— STATED EXERCISE —
Collect all lines from the listing that include the string "months".
═════ INFORMATION PROVIDED ═════
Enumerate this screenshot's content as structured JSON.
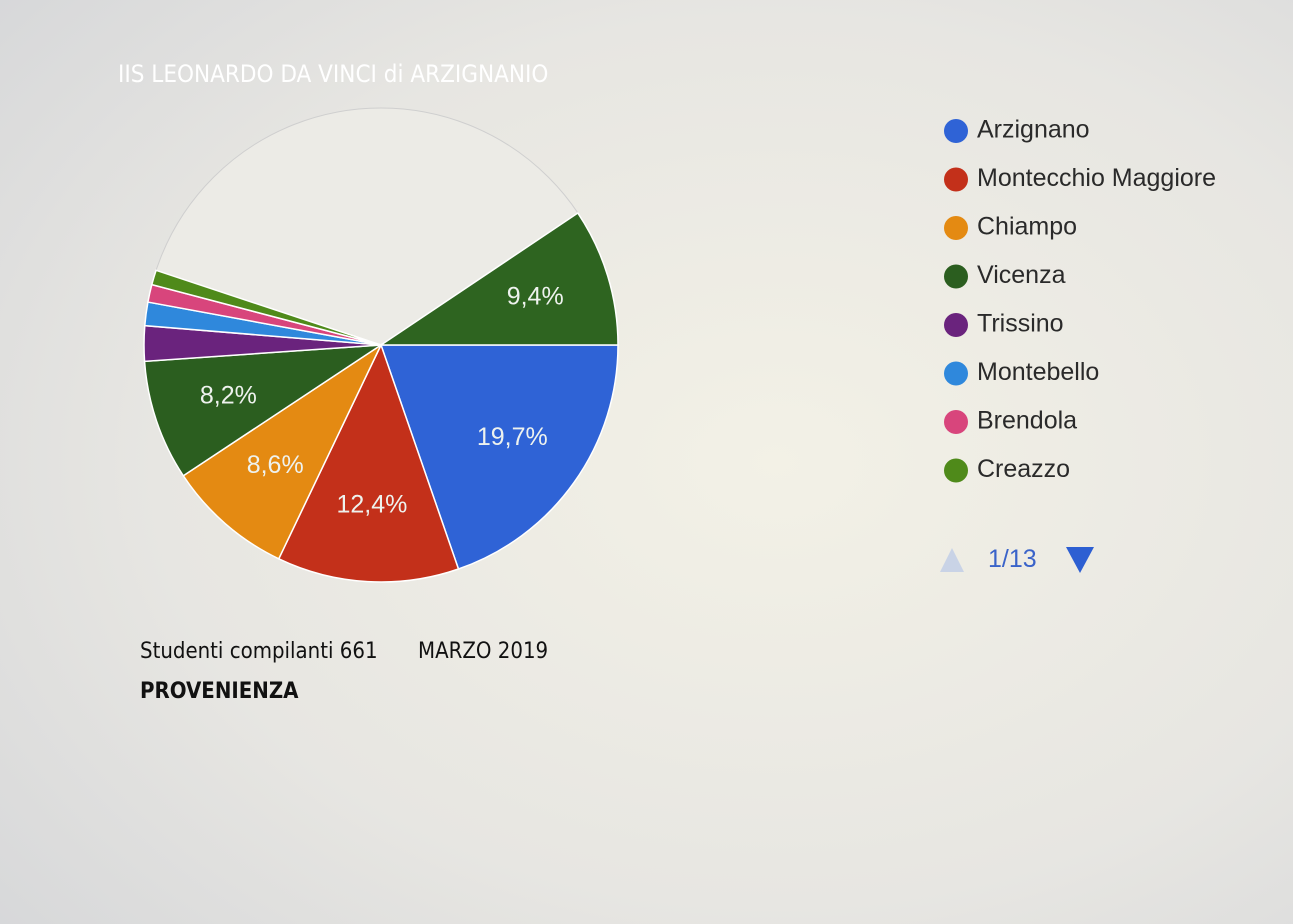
{
  "chart_data": {
    "type": "pie",
    "title": "IIS LEONARDO  DA VINCI di ARZIGNANIO",
    "subtitle": "Studenti compilanti 661",
    "date": "MARZO 2019",
    "caption": "PROVENIENZA",
    "categories": [
      "Arzignano",
      "Montecchio Maggiore",
      "Chiampo",
      "Vicenza",
      "Trissino",
      "Montebello",
      "Brendola",
      "Creazzo",
      null
    ],
    "values": [
      19.7,
      12.4,
      8.6,
      8.2,
      2.4,
      1.6,
      1.2,
      1.0,
      9.4
    ],
    "value_labels": [
      "19,7%",
      "12,4%",
      "8,6%",
      "8,2%",
      null,
      null,
      null,
      null,
      "9,4%"
    ],
    "colors": [
      "#2f63d6",
      "#c3301a",
      "#e48a12",
      "#2b5e1f",
      "#6a237d",
      "#2f88dc",
      "#d8457c",
      "#4f8a1a",
      "#2e6420"
    ],
    "legend_page": "1/13",
    "legend_position": "right"
  }
}
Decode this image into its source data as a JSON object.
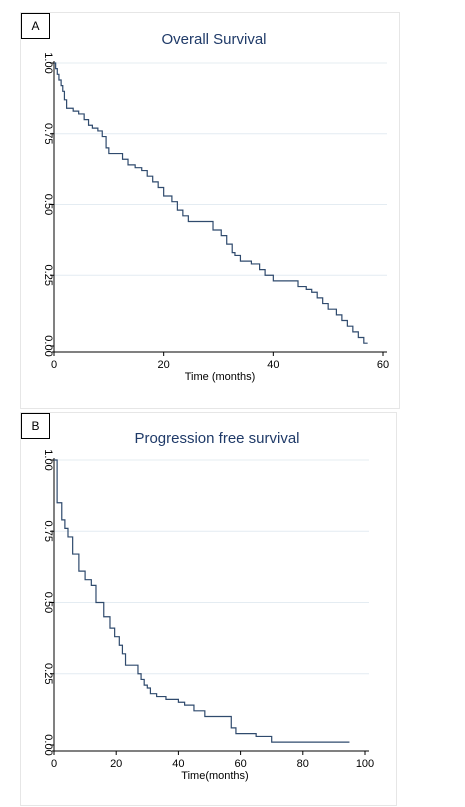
{
  "chart_data": [
    {
      "panel_label": "A",
      "type": "line",
      "step": true,
      "title": "Overall Survival",
      "xlabel": "Time (months)",
      "ylabel": "",
      "xlim": [
        0,
        60
      ],
      "ylim": [
        0,
        1
      ],
      "xticks": [
        "0",
        "20",
        "40",
        "60"
      ],
      "yticks": [
        "0.00",
        "0.25",
        "0.50",
        "0.75",
        "1.00"
      ],
      "grid": true,
      "line_color": "#2f4a6d",
      "title_color": "#1f3a68",
      "series": [
        {
          "x": [
            0,
            0.3,
            0.6,
            0.9,
            1.3,
            1.6,
            1.9,
            2.3,
            3.5,
            4.5,
            5.5,
            6.3,
            7.0,
            8.0,
            8.8,
            9.5,
            10.0,
            11.0,
            12.5,
            13.5,
            14.8,
            16.0,
            17.0,
            18.0,
            19.0,
            20.0,
            21.5,
            22.5,
            23.5,
            24.5,
            26.0,
            27.0,
            29.0,
            30.5,
            31.5,
            32.5,
            33.0,
            34.0,
            36.0,
            37.5,
            38.5,
            40.0,
            44.5,
            46.0,
            47.0,
            48.0,
            49.0,
            50.0,
            51.5,
            52.5,
            53.5,
            54.5,
            55.5,
            56.5,
            57.2
          ],
          "y": [
            1.0,
            0.98,
            0.96,
            0.94,
            0.92,
            0.9,
            0.87,
            0.84,
            0.83,
            0.82,
            0.8,
            0.78,
            0.77,
            0.76,
            0.74,
            0.7,
            0.68,
            0.68,
            0.66,
            0.64,
            0.63,
            0.62,
            0.6,
            0.58,
            0.56,
            0.53,
            0.51,
            0.48,
            0.46,
            0.44,
            0.44,
            0.44,
            0.41,
            0.39,
            0.36,
            0.33,
            0.32,
            0.3,
            0.29,
            0.27,
            0.25,
            0.23,
            0.21,
            0.2,
            0.19,
            0.17,
            0.15,
            0.13,
            0.11,
            0.09,
            0.07,
            0.05,
            0.03,
            0.01,
            0.01
          ]
        }
      ]
    },
    {
      "panel_label": "B",
      "type": "line",
      "step": true,
      "title": "Progression free survival",
      "xlabel": "Time(months)",
      "ylabel": "",
      "xlim": [
        0,
        100
      ],
      "ylim": [
        0,
        1
      ],
      "xticks": [
        "0",
        "20",
        "40",
        "60",
        "80",
        "100"
      ],
      "yticks": [
        "0.00",
        "0.25",
        "0.50",
        "0.75",
        "1.00"
      ],
      "grid": true,
      "line_color": "#2f4a6d",
      "title_color": "#1f3a68",
      "series": [
        {
          "x": [
            0,
            1.0,
            2.5,
            3.5,
            4.5,
            6.0,
            8.0,
            10.0,
            12.0,
            13.5,
            16.0,
            18.0,
            19.5,
            21.0,
            22.0,
            23.0,
            25.0,
            27.0,
            28.0,
            29.0,
            30.0,
            31.0,
            33.0,
            36.0,
            40.0,
            42.0,
            45.0,
            48.5,
            50.5,
            57.0,
            58.5,
            60.0,
            65.0,
            70.0,
            80.0,
            88.0,
            95.0
          ],
          "y": [
            1.0,
            0.85,
            0.79,
            0.76,
            0.73,
            0.67,
            0.61,
            0.58,
            0.56,
            0.5,
            0.45,
            0.41,
            0.38,
            0.35,
            0.32,
            0.28,
            0.28,
            0.25,
            0.23,
            0.21,
            0.2,
            0.18,
            0.17,
            0.16,
            0.15,
            0.14,
            0.12,
            0.1,
            0.1,
            0.06,
            0.04,
            0.04,
            0.03,
            0.01,
            0.01,
            0.01,
            0.01
          ]
        }
      ]
    }
  ]
}
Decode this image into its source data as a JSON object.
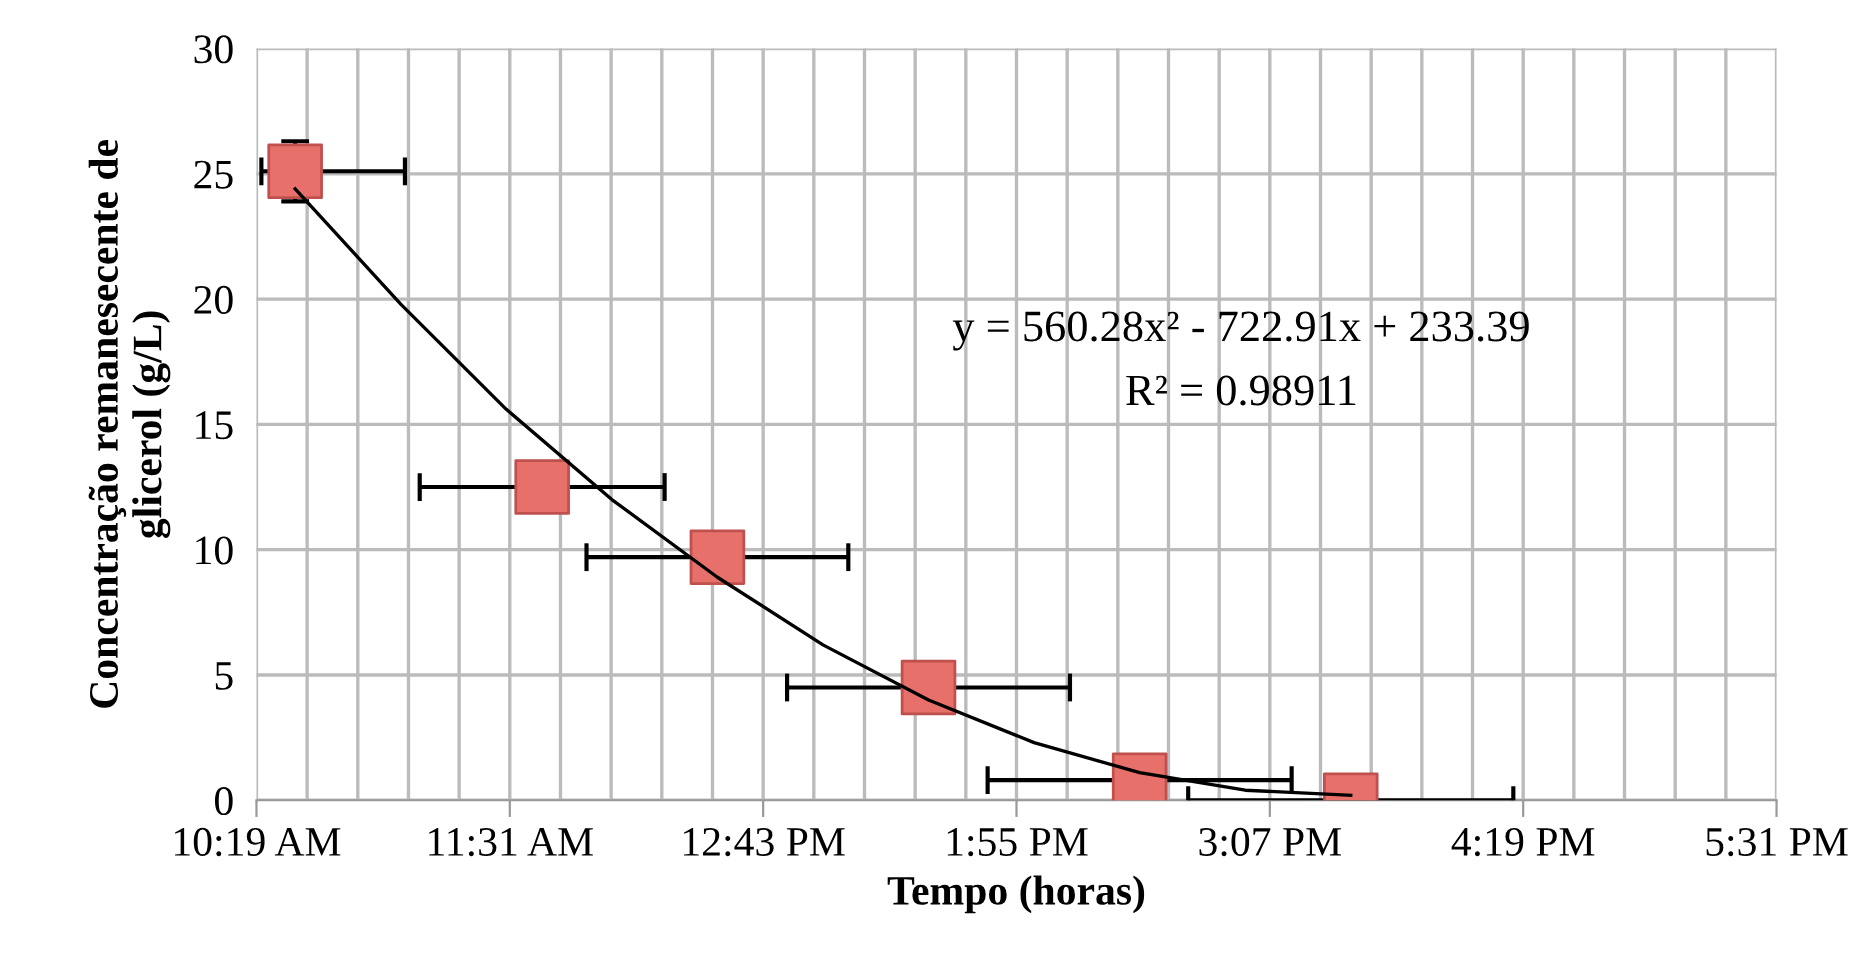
═════
— TASK OUTPUT —
      "xlabel": "Time (months)",
      "xlabel": "Time(months)",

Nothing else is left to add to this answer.